◆ Aim of the exercise
Every line from the one with "Read out every word on this page." through the end of the entries below should be written out exactly; the pictures should not.

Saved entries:
========

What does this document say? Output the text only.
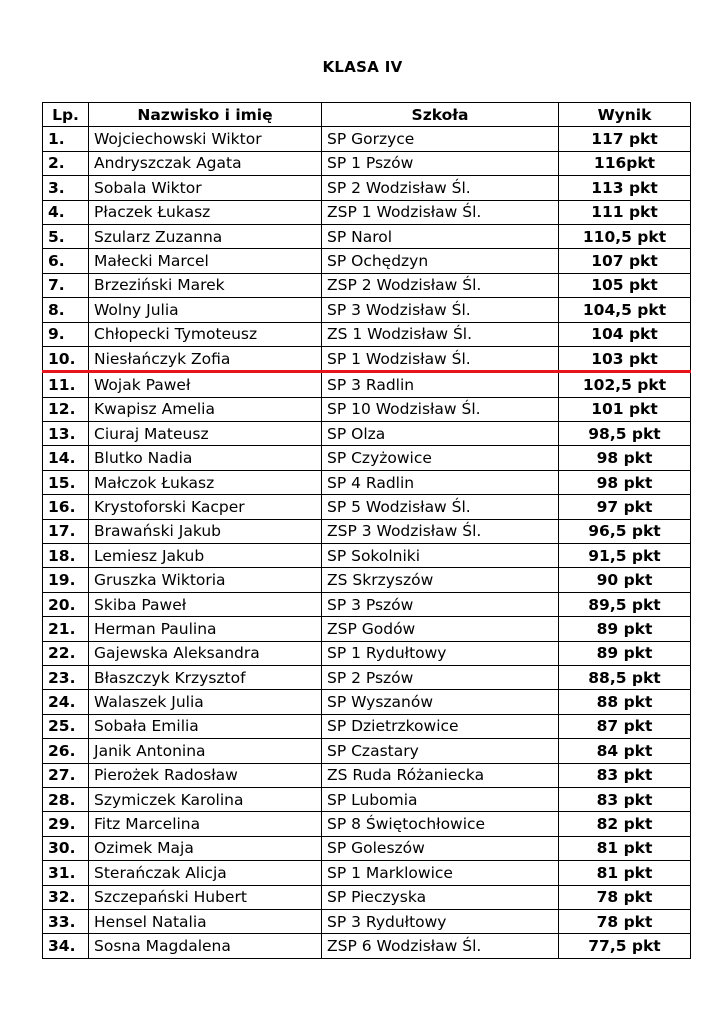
KLASA IV
Lp.	Nazwisko i imię	Szkoła	Wynik
1.	Wojciechowski Wiktor	SP Gorzyce	117 pkt
2.	Andryszczak Agata	SP 1 Pszów	116pkt
3.	Sobala Wiktor	SP 2 Wodzisław Śl.	113 pkt
4.	Płaczek Łukasz	ZSP 1 Wodzisław Śl.	111 pkt
5.	Szularz Zuzanna	SP Narol	110,5 pkt
6.	Małecki Marcel	SP Ochędzyn	107 pkt
7.	Brzeziński Marek	ZSP 2 Wodzisław Śl.	105 pkt
8.	Wolny Julia	SP 3 Wodzisław Śl.	104,5 pkt
9.	Chłopecki Tymoteusz	ZS 1 Wodzisław Śl.	104 pkt
10.	Niesłańczyk Zofia	SP 1 Wodzisław Śl.	103 pkt
11.	Wojak Paweł	SP 3 Radlin	102,5 pkt
12.	Kwapisz Amelia	SP 10 Wodzisław Śl.	101 pkt
13.	Ciuraj Mateusz	SP Olza	98,5 pkt
14.	Blutko Nadia	SP Czyżowice	98 pkt
15.	Małczok Łukasz	SP 4 Radlin	98 pkt
16.	Krystoforski Kacper	SP 5 Wodzisław Śl.	97 pkt
17.	Brawański Jakub	ZSP 3 Wodzisław Śl.	96,5 pkt
18.	Lemiesz Jakub	SP Sokolniki	91,5 pkt
19.	Gruszka Wiktoria	ZS Skrzyszów	90 pkt
20.	Skiba Paweł	SP 3 Pszów	89,5 pkt
21.	Herman Paulina	ZSP Godów	89 pkt
22.	Gajewska Aleksandra	SP 1 Rydułtowy	89 pkt
23.	Błaszczyk Krzysztof	SP 2 Pszów	88,5 pkt
24.	Walaszek Julia	SP Wyszanów	88 pkt
25.	Sobała Emilia	SP Dzietrzkowice	87 pkt
26.	Janik Antonina	SP Czastary	84 pkt
27.	Pierożek Radosław	ZS Ruda Różaniecka	83 pkt
28.	Szymiczek Karolina	SP Lubomia	83 pkt
29.	Fitz Marcelina	SP 8 Świętochłowice	82 pkt
30.	Ozimek Maja	SP Goleszów	81 pkt
31.	Sterańczak Alicja	SP 1 Marklowice	81 pkt
32.	Szczepański Hubert	SP Pieczyska	78 pkt
33.	Hensel Natalia	SP 3 Rydułtowy	78 pkt
34.	Sosna Magdalena	ZSP 6 Wodzisław Śl.	77,5 pkt
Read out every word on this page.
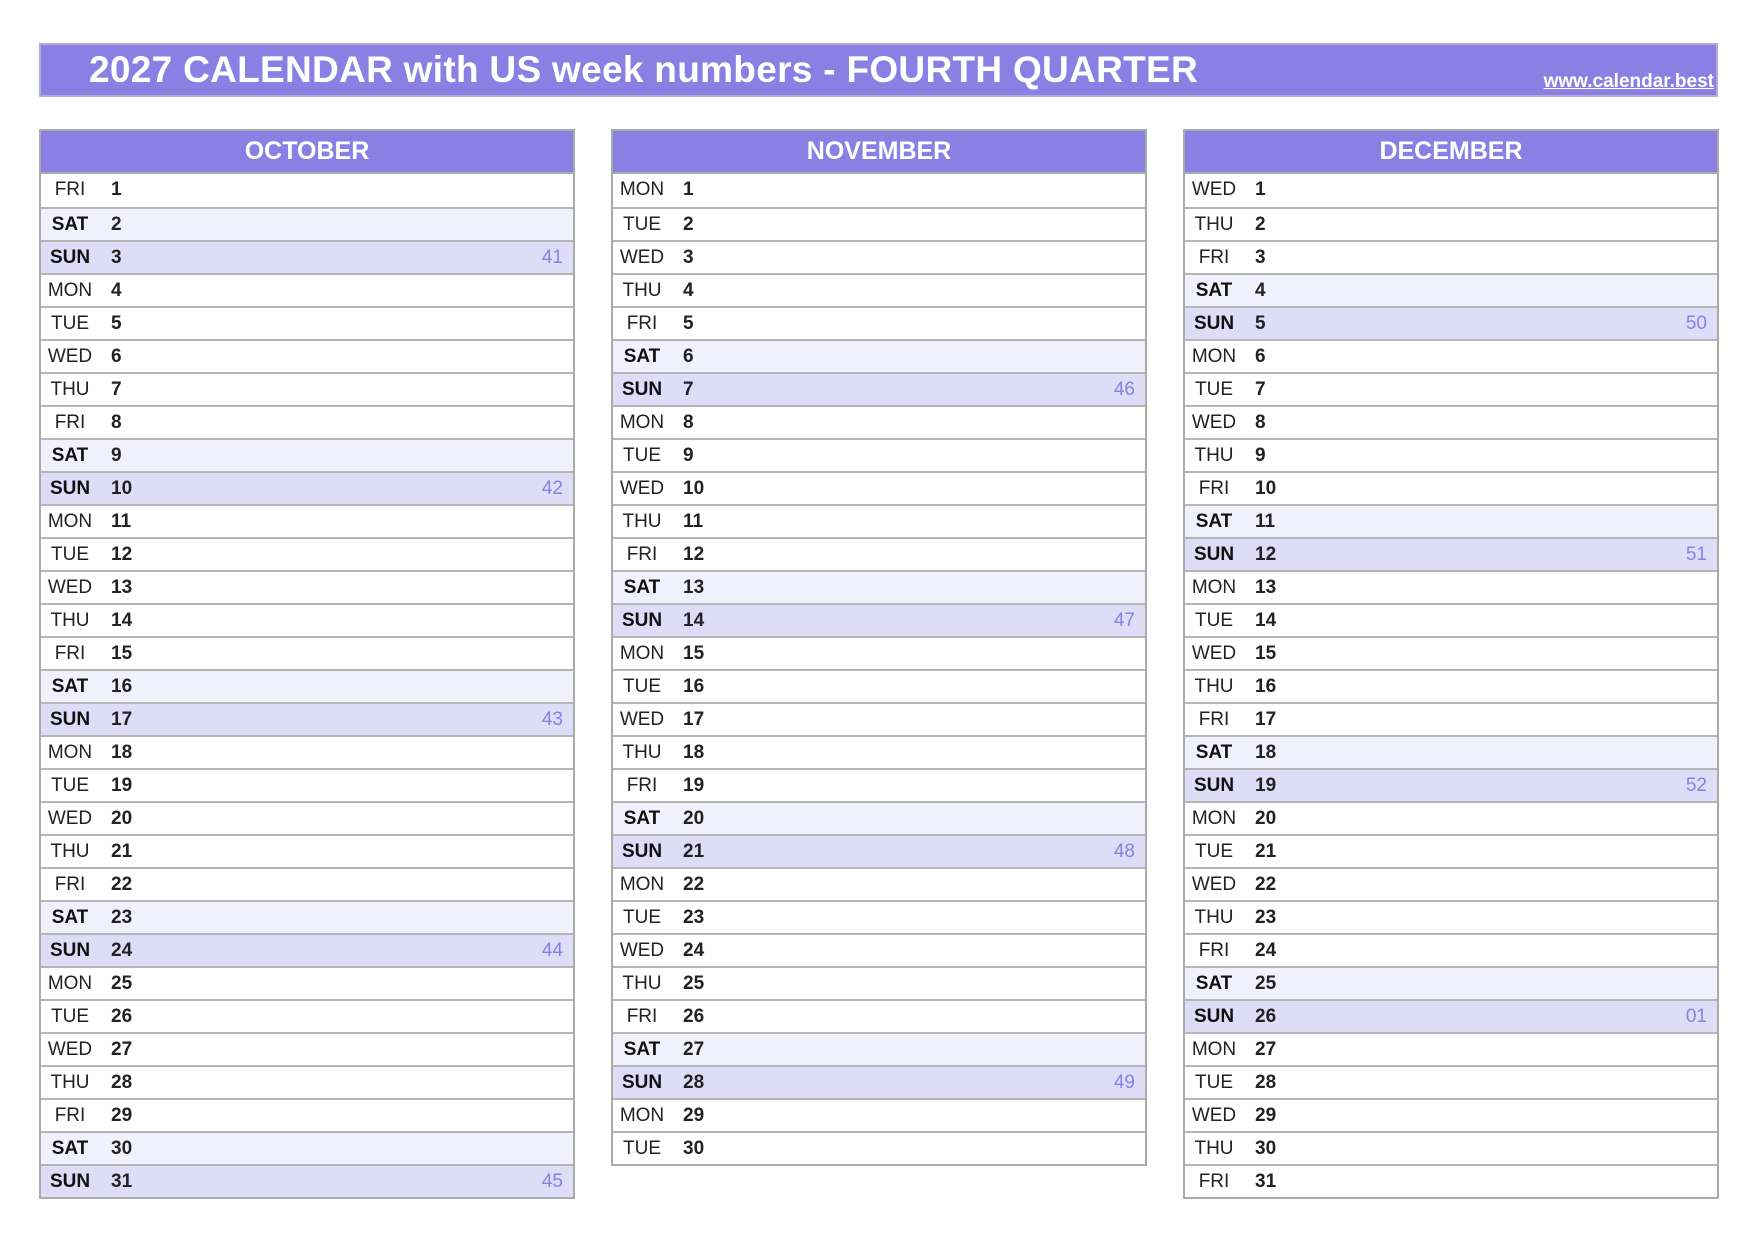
2027 CALENDAR with US week numbers - FOURTH QUARTER	www.calendar.best
OCTOBER
FRI	1
SAT	2
SUN	3	41
MON 4
TUE	5
WED 6
THU	7
FRI	8
SAT	9
SUN	10	42
MON 11
TUE	12
WED 13
THU	14
FRI	15
SAT	16
SUN	17	43
MON 18
TUE	19
WED 20
THU	21
FRI	22
SAT	23
SUN	24	44
MON 25
TUE	26
WED 27
THU	28
FRI	29
SAT	30
SUN	31	45
NOVEMBER
MON 1
TUE	2
WED 3
THU	4
FRI	5
SAT	6
SUN	7	46
MON 8
TUE	9
WED 10
THU	11
FRI	12
SAT	13
SUN	14	47
MON 15
TUE	16
WED 17
THU	18
FRI	19
SAT	20
SUN	21	48
MON 22
TUE	23
WED 24
THU	25
FRI	26
SAT	27
SUN	28	49
MON 29
TUE	30
DECEMBER
WED 1
THU	2
FRI	3
SAT	4
SUN	5	50
MON 6
TUE	7
WED 8
THU	9
FRI	10
SAT	11
SUN	12	51
MON 13
TUE	14
WED 15
THU	16
FRI	17
SAT	18
SUN	19	52
MON 20
TUE	21
WED 22
THU	23
FRI	24
SAT	25
SUN	26	01
MON 27
TUE	28
WED 29
THU	30
FRI	31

========

◆ Output
Read out every word on this page.
2027 CALENDAR with US week numbers - FOURTH QUARTER	www.calendar.best
OCTOBER
FRI	1
SAT	2
SUN	3	41
MON 4
TUE	5
WED 6
THU	7
FRI	8
SAT	9
SUN	10	42
MON 11
TUE	12
WED 13
THU	14
FRI	15
SAT	16
SUN	17	43
MON 18
TUE	19
WED 20
THU	21
FRI	22
SAT	23
SUN	24	44
MON 25
TUE	26
WED 27
THU	28
FRI	29
SAT	30
SUN	31	45
NOVEMBER
MON 1
TUE	2
WED 3
THU	4
FRI	5
SAT	6
SUN	7	46
MON 8
TUE	9
WED 10
THU	11
FRI	12
SAT	13
SUN	14	47
MON 15
TUE	16
WED 17
THU	18
FRI	19
SAT	20
SUN	21	48
MON 22
TUE	23
WED 24
THU	25
FRI	26
SAT	27
SUN	28	49
MON 29
TUE	30
DECEMBER
WED 1
THU	2
FRI	3
SAT	4
SUN	5	50
MON 6
TUE	7
WED 8
THU	9
FRI	10
SAT	11
SUN	12	51
MON 13
TUE	14
WED 15
THU	16
FRI	17
SAT	18
SUN	19	52
MON 20
TUE	21
WED 22
THU	23
FRI	24
SAT	25
SUN	26	01
MON 27
TUE	28
WED 29
THU	30
FRI	31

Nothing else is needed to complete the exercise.